[Spatial layout data]
--------
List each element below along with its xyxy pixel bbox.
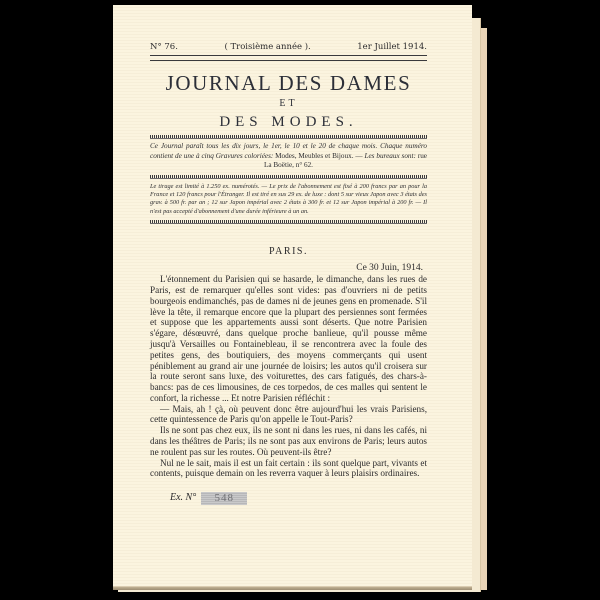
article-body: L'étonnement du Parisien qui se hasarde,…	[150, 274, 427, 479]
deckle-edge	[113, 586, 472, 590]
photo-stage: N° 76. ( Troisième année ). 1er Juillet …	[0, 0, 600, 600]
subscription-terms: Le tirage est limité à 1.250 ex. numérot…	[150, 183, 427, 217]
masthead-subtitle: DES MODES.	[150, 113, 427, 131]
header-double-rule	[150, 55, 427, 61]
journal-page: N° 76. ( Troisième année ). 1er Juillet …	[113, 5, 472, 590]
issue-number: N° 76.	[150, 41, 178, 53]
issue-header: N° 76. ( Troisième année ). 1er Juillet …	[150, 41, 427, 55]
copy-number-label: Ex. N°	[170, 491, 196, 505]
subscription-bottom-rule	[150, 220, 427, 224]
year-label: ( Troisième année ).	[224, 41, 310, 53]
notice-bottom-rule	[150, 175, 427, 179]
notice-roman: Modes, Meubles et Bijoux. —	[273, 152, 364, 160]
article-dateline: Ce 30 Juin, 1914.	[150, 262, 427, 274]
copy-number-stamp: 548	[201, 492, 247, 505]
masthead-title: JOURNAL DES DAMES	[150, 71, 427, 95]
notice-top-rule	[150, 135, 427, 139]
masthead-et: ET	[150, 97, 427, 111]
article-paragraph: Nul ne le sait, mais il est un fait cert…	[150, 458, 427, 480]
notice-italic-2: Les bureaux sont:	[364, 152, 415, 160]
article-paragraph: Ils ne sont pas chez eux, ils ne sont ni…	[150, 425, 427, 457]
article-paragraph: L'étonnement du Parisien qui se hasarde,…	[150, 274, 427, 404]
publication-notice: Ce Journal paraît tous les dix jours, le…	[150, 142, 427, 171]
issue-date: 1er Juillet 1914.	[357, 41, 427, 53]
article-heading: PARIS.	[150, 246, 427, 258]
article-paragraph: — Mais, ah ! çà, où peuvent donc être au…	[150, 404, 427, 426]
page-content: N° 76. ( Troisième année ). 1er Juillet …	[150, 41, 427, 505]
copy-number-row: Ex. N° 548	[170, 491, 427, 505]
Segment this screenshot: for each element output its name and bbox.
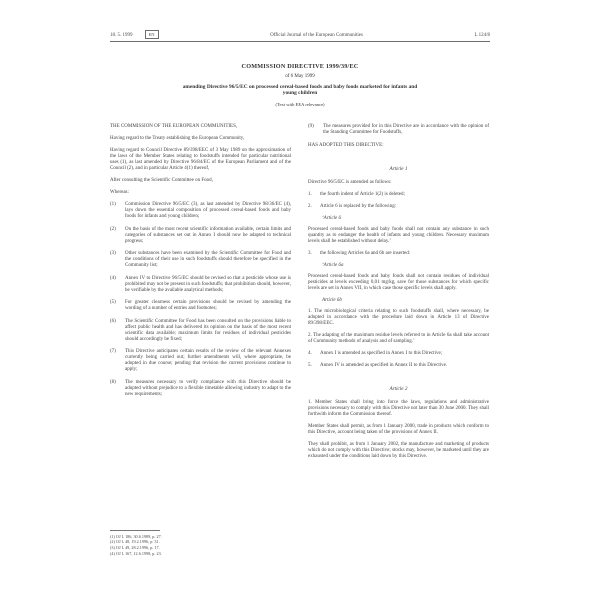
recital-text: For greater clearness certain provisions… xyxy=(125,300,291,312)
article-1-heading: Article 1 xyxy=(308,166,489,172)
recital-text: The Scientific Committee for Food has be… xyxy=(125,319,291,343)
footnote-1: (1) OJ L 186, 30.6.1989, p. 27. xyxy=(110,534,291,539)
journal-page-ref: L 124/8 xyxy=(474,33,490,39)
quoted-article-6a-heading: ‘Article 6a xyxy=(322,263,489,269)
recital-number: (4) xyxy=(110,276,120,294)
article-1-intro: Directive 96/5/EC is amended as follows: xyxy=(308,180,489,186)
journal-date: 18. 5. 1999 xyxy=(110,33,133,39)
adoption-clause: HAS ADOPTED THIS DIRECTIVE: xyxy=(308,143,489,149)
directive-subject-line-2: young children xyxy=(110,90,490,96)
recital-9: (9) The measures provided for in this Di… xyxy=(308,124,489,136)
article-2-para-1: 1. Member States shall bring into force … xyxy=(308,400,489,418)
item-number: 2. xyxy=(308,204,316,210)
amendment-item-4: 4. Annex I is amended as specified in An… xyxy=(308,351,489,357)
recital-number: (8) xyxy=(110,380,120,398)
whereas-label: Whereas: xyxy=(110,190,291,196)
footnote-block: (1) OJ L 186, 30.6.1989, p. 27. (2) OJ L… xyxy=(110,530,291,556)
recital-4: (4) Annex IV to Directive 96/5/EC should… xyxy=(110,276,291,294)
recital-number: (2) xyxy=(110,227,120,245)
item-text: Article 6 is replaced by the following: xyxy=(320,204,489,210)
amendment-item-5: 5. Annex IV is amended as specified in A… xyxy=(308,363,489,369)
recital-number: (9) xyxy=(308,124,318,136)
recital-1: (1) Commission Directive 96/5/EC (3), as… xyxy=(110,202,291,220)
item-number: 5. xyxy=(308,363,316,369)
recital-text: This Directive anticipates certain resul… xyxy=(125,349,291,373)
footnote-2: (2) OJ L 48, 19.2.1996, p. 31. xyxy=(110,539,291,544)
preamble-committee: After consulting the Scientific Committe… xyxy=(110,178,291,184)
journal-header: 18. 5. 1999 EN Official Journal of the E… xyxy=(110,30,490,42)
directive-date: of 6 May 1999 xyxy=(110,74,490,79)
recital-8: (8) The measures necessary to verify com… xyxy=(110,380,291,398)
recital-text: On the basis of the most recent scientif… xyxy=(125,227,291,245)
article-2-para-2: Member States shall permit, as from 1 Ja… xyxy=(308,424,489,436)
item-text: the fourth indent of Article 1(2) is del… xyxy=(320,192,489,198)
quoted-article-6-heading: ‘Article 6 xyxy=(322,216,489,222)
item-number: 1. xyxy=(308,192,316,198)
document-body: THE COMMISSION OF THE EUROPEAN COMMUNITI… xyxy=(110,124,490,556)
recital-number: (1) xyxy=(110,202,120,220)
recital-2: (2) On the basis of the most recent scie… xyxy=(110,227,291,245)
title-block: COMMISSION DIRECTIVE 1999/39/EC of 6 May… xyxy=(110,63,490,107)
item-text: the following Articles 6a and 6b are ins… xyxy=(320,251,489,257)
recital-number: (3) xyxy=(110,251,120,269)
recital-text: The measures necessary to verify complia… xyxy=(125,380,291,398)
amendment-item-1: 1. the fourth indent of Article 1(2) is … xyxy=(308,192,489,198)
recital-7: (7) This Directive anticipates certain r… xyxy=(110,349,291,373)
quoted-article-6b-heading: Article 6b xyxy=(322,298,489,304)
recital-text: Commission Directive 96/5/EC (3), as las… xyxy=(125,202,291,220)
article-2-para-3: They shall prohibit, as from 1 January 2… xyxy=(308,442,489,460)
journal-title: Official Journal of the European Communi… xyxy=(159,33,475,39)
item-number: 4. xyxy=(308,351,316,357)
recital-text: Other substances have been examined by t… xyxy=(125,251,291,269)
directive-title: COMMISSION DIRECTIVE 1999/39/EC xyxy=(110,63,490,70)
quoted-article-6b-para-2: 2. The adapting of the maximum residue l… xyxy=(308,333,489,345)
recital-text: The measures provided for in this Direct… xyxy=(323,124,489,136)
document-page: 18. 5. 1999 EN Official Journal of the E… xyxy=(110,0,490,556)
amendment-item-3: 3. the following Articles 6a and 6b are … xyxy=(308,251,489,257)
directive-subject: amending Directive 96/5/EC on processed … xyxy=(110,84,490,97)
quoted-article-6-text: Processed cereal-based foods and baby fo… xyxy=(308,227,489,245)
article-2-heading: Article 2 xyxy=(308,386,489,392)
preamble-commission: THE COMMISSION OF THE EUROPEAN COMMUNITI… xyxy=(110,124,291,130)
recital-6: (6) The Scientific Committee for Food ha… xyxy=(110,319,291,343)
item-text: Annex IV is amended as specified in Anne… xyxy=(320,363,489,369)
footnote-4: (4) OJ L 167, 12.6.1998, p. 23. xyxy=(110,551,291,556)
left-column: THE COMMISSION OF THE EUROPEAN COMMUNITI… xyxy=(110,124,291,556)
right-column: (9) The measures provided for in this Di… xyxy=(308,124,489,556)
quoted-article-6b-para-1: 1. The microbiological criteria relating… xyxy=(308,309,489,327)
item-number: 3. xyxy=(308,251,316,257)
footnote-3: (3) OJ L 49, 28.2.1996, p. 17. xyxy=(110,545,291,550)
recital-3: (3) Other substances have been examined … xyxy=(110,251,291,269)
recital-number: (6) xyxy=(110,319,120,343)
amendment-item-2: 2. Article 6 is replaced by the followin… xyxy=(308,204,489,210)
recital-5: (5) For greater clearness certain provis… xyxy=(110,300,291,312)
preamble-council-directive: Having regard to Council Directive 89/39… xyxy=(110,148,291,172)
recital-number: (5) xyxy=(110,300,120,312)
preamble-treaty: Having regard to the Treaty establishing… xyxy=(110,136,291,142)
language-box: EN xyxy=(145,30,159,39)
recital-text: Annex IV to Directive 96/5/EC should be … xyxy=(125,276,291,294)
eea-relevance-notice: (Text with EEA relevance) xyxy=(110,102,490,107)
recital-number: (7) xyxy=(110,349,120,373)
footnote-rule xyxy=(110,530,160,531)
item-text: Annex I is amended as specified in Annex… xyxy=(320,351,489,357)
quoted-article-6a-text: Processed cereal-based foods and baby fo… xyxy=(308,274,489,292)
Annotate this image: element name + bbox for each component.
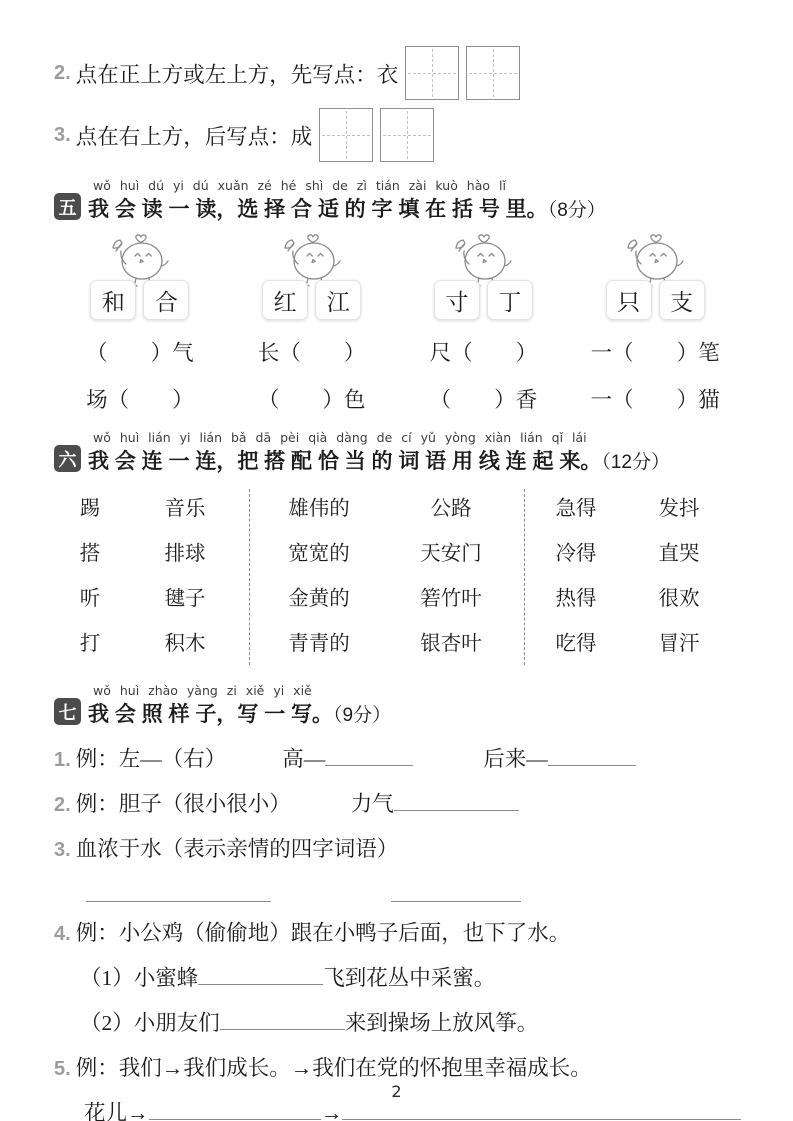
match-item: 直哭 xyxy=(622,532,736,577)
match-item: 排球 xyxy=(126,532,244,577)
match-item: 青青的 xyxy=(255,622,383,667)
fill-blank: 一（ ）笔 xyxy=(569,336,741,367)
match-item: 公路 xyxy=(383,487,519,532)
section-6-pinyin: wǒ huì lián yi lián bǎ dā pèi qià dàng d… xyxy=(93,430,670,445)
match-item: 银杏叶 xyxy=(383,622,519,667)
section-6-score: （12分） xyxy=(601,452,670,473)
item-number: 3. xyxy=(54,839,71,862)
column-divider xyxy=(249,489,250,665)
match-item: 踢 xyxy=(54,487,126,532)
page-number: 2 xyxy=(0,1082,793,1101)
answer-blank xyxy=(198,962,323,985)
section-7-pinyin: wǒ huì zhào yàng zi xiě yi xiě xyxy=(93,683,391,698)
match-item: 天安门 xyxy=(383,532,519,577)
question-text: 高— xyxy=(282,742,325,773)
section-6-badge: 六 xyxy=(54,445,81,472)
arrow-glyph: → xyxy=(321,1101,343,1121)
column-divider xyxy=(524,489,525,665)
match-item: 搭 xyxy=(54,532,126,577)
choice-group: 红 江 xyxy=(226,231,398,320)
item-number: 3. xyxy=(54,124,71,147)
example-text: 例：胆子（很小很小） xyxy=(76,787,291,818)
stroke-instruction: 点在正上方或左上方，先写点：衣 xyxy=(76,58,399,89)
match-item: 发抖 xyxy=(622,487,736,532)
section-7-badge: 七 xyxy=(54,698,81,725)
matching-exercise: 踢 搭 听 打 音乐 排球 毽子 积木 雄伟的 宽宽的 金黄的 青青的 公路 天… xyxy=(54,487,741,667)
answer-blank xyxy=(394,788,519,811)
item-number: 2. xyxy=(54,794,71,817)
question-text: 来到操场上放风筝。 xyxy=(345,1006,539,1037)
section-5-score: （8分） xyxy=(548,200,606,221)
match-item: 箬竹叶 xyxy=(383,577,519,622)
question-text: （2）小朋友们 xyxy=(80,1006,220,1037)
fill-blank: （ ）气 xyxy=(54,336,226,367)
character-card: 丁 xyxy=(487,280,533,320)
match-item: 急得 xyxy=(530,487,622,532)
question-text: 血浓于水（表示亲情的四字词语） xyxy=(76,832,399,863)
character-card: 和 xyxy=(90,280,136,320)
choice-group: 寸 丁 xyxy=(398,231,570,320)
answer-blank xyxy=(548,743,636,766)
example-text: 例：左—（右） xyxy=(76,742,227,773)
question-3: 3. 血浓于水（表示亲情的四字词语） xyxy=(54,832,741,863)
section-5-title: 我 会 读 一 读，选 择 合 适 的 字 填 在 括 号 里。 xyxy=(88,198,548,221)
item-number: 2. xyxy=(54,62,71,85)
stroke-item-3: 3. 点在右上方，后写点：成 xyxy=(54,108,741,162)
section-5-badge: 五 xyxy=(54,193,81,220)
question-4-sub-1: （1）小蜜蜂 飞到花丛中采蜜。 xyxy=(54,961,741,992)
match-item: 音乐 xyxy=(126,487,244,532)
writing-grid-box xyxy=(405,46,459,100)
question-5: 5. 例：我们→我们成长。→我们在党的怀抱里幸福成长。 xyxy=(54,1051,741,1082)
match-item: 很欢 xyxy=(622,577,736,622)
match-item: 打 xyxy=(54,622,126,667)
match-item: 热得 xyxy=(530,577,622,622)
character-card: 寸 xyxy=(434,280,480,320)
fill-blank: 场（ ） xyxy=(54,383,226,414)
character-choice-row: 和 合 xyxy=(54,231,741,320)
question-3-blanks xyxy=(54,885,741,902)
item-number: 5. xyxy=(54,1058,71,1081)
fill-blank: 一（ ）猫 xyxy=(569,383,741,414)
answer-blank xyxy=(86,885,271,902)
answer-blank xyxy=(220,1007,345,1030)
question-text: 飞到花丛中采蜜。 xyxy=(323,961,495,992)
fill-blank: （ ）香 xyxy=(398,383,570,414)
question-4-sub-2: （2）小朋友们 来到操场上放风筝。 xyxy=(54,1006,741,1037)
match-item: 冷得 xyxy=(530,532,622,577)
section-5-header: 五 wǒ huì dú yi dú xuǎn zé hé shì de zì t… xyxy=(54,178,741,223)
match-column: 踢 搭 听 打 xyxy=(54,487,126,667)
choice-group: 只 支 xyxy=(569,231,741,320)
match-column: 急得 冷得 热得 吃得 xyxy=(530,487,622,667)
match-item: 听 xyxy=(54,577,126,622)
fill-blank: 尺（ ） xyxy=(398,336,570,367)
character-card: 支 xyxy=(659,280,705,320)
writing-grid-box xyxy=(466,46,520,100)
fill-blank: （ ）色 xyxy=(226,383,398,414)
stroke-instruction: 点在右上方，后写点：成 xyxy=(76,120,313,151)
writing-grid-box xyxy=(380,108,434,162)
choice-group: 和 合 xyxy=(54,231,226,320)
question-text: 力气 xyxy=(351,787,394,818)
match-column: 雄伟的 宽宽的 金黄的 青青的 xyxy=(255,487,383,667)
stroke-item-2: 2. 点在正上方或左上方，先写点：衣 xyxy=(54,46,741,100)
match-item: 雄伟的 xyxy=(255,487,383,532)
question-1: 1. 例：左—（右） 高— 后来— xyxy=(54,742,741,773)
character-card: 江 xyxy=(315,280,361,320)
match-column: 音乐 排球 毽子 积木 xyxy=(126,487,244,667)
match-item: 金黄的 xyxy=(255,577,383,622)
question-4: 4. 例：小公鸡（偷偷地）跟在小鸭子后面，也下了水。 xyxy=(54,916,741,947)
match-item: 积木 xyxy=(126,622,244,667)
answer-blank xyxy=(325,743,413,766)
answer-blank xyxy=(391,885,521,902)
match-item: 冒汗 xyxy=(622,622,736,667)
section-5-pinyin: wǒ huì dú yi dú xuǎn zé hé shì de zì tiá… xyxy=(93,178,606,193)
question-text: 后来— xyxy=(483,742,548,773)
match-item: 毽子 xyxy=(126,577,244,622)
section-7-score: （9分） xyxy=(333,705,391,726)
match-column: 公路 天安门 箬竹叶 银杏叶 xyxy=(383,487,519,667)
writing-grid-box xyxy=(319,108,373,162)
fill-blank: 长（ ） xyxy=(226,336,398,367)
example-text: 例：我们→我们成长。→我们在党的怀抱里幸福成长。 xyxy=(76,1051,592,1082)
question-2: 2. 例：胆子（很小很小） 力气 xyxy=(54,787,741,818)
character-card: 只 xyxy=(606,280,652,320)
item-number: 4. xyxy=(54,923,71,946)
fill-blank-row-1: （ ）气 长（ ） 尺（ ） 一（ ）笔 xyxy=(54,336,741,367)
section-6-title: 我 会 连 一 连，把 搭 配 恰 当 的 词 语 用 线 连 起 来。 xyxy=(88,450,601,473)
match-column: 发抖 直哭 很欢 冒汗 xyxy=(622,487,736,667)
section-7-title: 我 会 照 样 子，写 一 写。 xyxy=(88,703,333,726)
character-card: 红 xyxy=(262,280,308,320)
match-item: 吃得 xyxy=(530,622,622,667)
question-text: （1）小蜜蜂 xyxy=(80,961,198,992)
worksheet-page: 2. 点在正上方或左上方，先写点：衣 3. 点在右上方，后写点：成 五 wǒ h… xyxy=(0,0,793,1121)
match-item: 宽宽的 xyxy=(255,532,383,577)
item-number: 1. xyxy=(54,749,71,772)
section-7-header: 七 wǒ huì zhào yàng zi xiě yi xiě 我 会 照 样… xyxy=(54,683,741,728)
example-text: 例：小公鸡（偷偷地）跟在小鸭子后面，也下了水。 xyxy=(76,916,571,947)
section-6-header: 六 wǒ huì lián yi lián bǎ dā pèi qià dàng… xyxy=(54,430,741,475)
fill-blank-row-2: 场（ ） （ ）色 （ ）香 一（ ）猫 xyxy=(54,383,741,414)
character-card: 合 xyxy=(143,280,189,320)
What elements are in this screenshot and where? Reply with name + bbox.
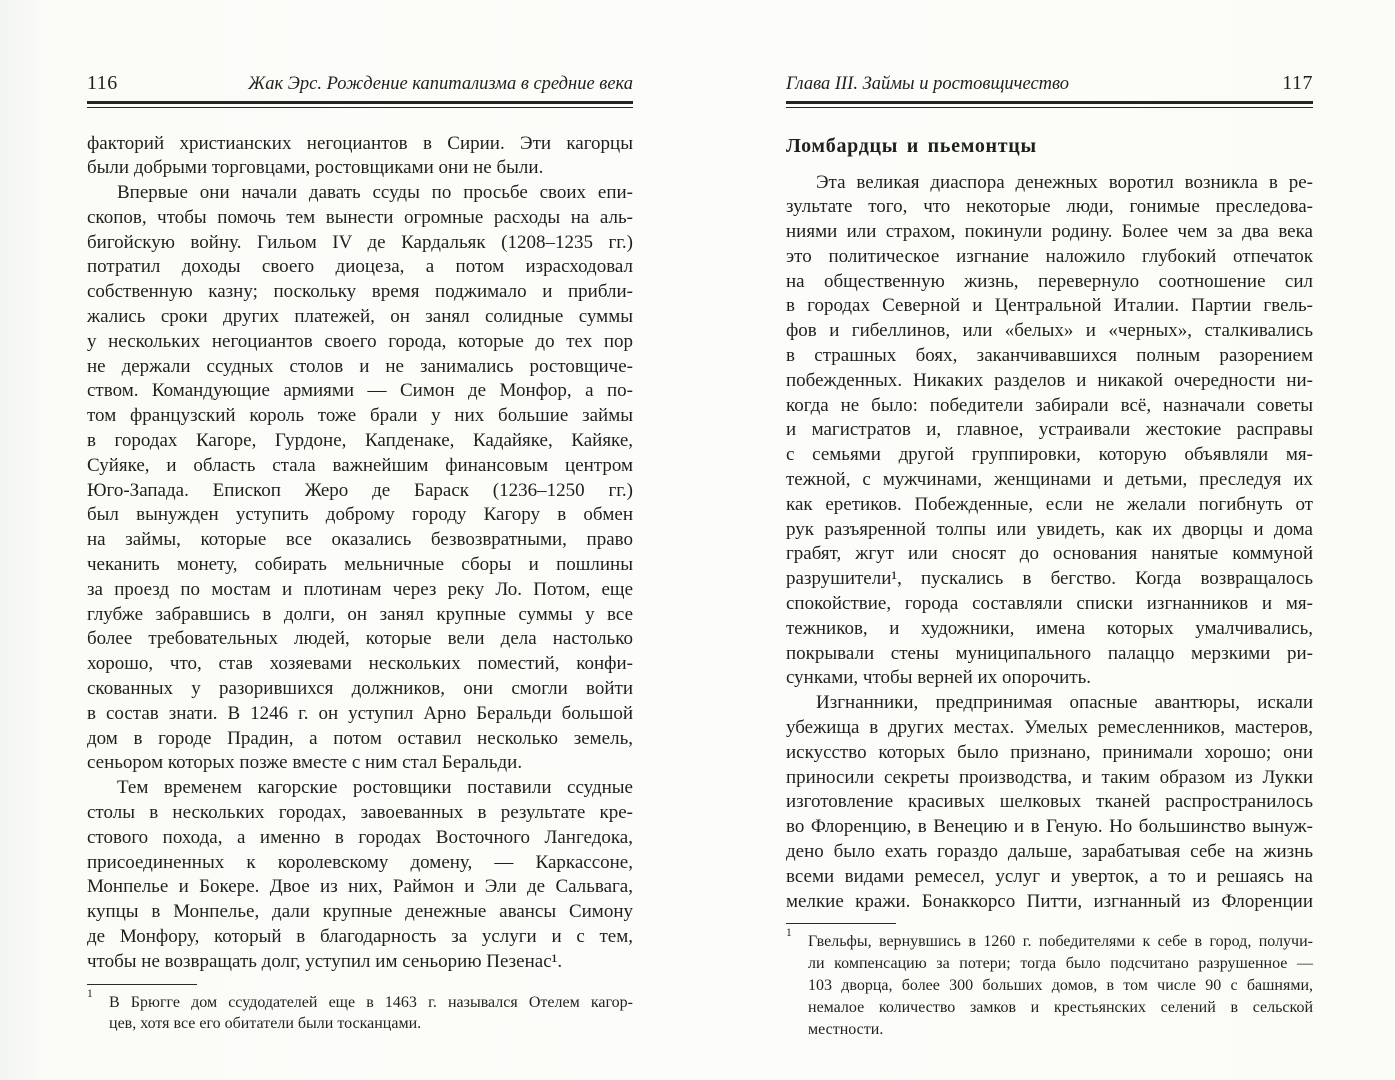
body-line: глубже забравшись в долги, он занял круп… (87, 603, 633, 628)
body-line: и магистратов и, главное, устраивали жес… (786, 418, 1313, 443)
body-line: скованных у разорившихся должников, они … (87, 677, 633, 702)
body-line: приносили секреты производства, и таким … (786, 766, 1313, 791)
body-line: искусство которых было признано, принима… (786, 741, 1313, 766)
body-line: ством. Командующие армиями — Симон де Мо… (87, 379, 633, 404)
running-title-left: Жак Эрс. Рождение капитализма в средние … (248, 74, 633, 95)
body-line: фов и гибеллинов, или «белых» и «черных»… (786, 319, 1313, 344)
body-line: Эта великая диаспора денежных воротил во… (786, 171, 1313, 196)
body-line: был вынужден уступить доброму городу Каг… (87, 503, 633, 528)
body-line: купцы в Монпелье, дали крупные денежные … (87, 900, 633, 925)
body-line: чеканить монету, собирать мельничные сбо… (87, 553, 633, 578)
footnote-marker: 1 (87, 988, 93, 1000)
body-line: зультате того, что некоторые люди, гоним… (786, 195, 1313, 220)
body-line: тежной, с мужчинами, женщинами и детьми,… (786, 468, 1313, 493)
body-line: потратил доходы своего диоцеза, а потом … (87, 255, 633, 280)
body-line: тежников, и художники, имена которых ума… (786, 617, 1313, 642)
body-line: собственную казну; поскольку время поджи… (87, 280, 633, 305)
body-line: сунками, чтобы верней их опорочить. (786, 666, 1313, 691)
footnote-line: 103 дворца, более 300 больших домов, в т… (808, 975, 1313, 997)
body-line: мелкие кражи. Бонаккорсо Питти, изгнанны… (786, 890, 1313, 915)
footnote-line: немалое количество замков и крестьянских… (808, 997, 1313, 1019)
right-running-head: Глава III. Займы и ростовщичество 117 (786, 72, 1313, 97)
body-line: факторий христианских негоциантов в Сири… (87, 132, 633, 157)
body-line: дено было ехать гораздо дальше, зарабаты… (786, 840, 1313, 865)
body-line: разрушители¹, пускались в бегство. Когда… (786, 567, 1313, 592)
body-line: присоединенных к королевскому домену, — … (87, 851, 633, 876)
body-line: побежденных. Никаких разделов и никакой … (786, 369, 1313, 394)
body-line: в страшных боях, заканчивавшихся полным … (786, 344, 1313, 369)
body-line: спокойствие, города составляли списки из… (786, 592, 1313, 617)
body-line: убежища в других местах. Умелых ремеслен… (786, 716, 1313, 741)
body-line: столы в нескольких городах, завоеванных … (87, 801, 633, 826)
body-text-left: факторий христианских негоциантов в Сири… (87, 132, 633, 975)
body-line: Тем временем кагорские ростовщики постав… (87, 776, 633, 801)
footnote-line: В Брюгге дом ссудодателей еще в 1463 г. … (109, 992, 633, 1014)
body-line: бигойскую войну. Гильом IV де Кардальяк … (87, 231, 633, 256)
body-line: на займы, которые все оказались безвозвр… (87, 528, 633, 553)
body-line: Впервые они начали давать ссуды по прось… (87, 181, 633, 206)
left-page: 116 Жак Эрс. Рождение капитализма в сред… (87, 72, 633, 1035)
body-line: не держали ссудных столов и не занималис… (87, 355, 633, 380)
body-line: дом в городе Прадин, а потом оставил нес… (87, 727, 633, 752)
--------
_Exercise task_
Copy out everything in the records from the line containing "recital-text: For greater" down to the line containing "recital-number: (4) xyxy=(110,276,120,294)", keeping each line as it appears.

_Answer to the task_
recital-text: For greater clearness certain provisions… xyxy=(125,300,291,312)
article-1-heading: Article 1 xyxy=(308,166,489,172)
recital-text: The Scientific Committee for Food has be… xyxy=(125,319,291,343)
footnote-1: (1) OJ L 186, 30.6.1989, p. 27. xyxy=(110,534,291,539)
journal-page-ref: L 124/8 xyxy=(474,33,490,39)
quoted-article-6a-heading: ‘Article 6a xyxy=(322,263,489,269)
recital-number: (4) xyxy=(110,276,120,294)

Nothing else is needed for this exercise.